▶ _ESERCIZIO PROPOSTO A_
Ricopia senza modifiche le righe dei record, dalla prima fino a quella che contiene "table-row[interactable]: Create a", entrambe incluse.

*** ESTRATTO DEL DOCUMENTO

Uccide il proprio cane con una fucilata: il colpo, tra l’altro, sarebbe stato inferto – secondo il racconto di una testimone – per non far morire subito il povero peloso ma per farlo soffrire fino all’ultimo respiro. Succede a Broccostella. L’autore del vile gesto sarebbe un cacciatore avvezzo a simili atrocità. Intanto, a Chioggia un 25enne si trasforma in un mostro e massacra il gattino della fidanzata a calci e pugni, in preda alla gelosia, solo perché glielo aveva regalato l’ex. Green è stato trovato in una pozza di sangue, in fin di vita, e non ce l’ha fatta. Nel Salento, a Lucugnano, frazione di Tricase, un pensionato di 68 anni con una gabbia-trappola, che aveva adattato alle sue necessità, catturava i gatti del vicinato per poi ucciderli. Una lunga scia di sangue innocente, che dal Nord al Sud attraversa l’Italia intera. Troppe storie aberranti confermano che l’unica vera bestia feroce e spietata è l’essere umano. Sul nostro quotidiano già avevamo affrontato l’argomento, parlando dei casi emblematici del micetto Leone e del cagnolone Aron, che commossero l’Italia intera, passando per Grey, Oil, l’orsa Amarena e tante altre vittime innocenti. Come non pensare anche all’orrore di Lanusei, a quel micino nero lanciato da un ponte per divertimento mentre la follia faceva il giro dei social. Alle centinaia di pelosi ammazzati ogni giorno con bocconi avvelenati. Una escalation del terrore. Ma fortunatamente c’è chi ci mette la faccia, ci mette gli attributi, le proprie risorse, il proprio tempo, e la combatte senza tregua. Perché esiste un modo per dare battaglia a questi esseri che hanno lasciato l’umanità e l’empatia chissà dove per fare spazio alla crudeltà e all’efferatezza gratuite. Uno di questi è Enrico Rizzi. Leader animalista, da oltre 15 anni, nonostante la giovane età – ha 35 anni – impegnato nella tutela giuridica degli animali. Spesso ospite di testate nazionali come Rai e Mediaset, Rizzi percorre giornalmente tutta la penisola per verificare le segnalazioni ricevute dai cittadini che indicano animali vittime di sevizie, abusi e soprusi. Grazie ai suoi interventi tantissimi animali sequestrati e successivamente confiscati hanno ottenuto la libertà che ogni essere vivente merita. Attivista, politico, seguitissimo sui social, la sua missione è “rendere giustizia agli animali”, con ogni mezzo possibile. Perché è una battaglia di civiltà. Noi lo abbiamo intervistato per conoscerlo meglio e per raccontarvi la sua sfida quotidiana.
Un’assurda escalation di violenza sanguinaria: da dove nasce?

******
*** ESTRATTI DEL DATASET

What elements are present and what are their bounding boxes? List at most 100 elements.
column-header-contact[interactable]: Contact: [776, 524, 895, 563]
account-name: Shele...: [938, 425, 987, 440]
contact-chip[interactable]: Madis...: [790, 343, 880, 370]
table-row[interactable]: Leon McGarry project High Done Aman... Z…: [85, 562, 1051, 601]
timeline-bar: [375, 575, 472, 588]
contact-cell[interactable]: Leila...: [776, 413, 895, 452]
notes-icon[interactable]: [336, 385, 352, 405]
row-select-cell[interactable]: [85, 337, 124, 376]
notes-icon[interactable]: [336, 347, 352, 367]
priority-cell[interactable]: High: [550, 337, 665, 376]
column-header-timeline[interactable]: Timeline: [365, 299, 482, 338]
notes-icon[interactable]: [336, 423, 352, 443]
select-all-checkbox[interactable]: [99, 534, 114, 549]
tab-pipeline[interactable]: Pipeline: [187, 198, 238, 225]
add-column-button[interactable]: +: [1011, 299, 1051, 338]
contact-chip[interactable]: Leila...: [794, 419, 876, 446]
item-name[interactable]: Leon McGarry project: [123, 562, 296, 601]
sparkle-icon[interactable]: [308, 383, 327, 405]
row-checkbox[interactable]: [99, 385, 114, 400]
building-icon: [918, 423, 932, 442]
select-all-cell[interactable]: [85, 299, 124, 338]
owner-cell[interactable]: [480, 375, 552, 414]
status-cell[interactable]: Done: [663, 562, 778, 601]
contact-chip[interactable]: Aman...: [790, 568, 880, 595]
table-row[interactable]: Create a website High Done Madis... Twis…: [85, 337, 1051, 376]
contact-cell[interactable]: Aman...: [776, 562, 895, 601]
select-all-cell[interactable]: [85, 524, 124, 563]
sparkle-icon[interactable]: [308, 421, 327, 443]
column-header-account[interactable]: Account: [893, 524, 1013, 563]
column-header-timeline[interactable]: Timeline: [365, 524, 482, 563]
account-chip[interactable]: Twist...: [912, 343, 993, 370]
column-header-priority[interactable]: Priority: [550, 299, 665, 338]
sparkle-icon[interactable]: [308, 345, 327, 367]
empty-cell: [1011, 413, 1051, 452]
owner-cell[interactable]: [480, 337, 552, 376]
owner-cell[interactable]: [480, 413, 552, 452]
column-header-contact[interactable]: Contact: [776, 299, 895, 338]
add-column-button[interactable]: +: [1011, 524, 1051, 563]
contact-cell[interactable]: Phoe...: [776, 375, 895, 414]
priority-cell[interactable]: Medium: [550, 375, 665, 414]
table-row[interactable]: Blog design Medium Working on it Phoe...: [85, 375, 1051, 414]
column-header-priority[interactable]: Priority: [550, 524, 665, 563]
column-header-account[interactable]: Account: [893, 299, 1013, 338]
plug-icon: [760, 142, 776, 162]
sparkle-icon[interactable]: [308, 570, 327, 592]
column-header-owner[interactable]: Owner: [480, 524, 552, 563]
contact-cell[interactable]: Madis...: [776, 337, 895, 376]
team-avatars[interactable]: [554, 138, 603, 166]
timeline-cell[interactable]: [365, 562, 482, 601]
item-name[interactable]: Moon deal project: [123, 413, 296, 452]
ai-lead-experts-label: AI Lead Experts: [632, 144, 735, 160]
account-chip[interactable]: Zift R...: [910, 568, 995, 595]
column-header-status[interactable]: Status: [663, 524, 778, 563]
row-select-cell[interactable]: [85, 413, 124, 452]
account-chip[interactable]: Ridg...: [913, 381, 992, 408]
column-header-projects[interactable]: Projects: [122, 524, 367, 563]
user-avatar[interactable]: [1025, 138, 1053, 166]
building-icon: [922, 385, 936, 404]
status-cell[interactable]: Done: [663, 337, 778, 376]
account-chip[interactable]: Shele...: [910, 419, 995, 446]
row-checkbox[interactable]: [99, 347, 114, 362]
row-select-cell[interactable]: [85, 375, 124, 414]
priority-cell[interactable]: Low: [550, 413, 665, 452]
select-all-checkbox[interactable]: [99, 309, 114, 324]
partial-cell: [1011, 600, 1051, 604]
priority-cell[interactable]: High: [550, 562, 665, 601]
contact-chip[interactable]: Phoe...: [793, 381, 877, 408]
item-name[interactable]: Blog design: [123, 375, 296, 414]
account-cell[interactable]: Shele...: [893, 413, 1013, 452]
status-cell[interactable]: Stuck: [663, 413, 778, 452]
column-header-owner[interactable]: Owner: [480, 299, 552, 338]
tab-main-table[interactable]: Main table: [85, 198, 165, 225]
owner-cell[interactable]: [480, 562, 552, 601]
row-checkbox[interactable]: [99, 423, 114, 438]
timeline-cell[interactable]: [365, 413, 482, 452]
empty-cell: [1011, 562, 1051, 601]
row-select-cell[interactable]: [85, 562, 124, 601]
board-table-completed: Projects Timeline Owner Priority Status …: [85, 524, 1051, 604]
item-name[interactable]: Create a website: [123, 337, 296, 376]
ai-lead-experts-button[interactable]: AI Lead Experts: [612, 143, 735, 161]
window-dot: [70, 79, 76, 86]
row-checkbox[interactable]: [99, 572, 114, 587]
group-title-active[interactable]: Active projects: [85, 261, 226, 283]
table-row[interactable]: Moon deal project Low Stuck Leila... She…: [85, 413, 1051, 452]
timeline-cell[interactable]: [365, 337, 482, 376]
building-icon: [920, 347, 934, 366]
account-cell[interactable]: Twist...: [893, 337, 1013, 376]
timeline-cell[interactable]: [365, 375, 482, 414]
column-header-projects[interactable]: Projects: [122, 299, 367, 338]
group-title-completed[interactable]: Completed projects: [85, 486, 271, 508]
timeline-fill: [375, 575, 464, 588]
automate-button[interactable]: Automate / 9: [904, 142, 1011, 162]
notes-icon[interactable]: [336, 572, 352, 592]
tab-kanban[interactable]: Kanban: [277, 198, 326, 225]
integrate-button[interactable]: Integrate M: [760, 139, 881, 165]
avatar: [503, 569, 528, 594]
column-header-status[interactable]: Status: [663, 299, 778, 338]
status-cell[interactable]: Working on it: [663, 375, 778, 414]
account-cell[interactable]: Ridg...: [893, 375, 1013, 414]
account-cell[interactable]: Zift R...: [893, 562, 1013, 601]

******

▶ _ESERCIZIO PROPOSTO B_
Rispondi a queste domande sull'articolo:
(i) In quale località un cacciatore ha ucciso il proprio cane con una fucilata?
(ii) Come si chiamava il gattino massacrato a Chioggia?
(iii) Quanti anni ha Enrico Rizzi?

▶ _SOLUZIONE ESERCIZIO A_
What elements are present and what are their bounding boxes? List at most 100 elements.
column-header-contact[interactable]: Contact: [776, 524, 895, 563]
account-name: Shele...: [938, 425, 987, 440]
contact-chip[interactable]: Madis...: [790, 343, 880, 370]
table-row[interactable]: Leon McGarry project High Done Aman... Z…: [85, 562, 1051, 601]
timeline-bar: [375, 575, 472, 588]
contact-cell[interactable]: Leila...: [776, 413, 895, 452]
notes-icon[interactable]: [336, 385, 352, 405]
row-select-cell[interactable]: [85, 337, 124, 376]
notes-icon[interactable]: [336, 347, 352, 367]
priority-cell[interactable]: High: [550, 337, 665, 376]
column-header-timeline[interactable]: Timeline: [365, 299, 482, 338]
notes-icon[interactable]: [336, 423, 352, 443]
select-all-checkbox[interactable]: [99, 534, 114, 549]
tab-pipeline[interactable]: Pipeline: [187, 198, 238, 225]
add-column-button[interactable]: +: [1011, 299, 1051, 338]
contact-chip[interactable]: Leila...: [794, 419, 876, 446]
item-name[interactable]: Leon McGarry project: [123, 562, 296, 601]
sparkle-icon[interactable]: [308, 383, 327, 405]
row-checkbox[interactable]: [99, 385, 114, 400]
building-icon: [918, 423, 932, 442]
select-all-cell[interactable]: [85, 299, 124, 338]
owner-cell[interactable]: [480, 375, 552, 414]
status-cell[interactable]: Done: [663, 562, 778, 601]
contact-chip[interactable]: Aman...: [790, 568, 880, 595]
table-row[interactable]: Create a website High Done Madis... Twis…: [85, 337, 1051, 376]

▶ _SOLUZIONE ESERCIZIO B_
(i) A Broccostella.
(ii) Green.
(iii) 35 anni.